### Your instructions
Locate every line in the entries below that contains the string "legend", and copy each one out in full. Only matches with the same case count.

(Stored items)
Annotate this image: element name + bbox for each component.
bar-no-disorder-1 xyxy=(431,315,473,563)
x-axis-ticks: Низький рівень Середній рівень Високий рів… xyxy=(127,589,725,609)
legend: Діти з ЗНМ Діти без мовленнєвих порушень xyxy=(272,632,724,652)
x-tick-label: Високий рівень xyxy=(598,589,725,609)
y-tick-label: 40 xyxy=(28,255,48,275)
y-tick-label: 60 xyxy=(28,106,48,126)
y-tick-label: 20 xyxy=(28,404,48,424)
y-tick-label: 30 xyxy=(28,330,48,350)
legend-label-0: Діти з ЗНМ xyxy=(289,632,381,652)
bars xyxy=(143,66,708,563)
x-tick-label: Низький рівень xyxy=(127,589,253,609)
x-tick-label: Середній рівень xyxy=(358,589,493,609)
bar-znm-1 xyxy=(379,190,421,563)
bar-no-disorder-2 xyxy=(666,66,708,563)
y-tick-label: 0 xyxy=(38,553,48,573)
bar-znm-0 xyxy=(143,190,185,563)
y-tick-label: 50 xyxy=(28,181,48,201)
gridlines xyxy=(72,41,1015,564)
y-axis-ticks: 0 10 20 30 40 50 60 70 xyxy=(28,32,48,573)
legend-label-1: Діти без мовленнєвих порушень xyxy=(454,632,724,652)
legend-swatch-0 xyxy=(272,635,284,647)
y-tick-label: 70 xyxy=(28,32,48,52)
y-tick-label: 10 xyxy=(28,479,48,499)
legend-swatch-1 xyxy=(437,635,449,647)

### Output of the task
legend: Діти з ЗНМ Діти без мовленнєвих порушень xyxy=(272,632,724,652)
legend-label-0: Діти з ЗНМ xyxy=(289,632,381,652)
legend-label-1: Діти без мовленнєвих порушень xyxy=(454,632,724,652)
legend-swatch-0 xyxy=(272,635,284,647)
legend-swatch-1 xyxy=(437,635,449,647)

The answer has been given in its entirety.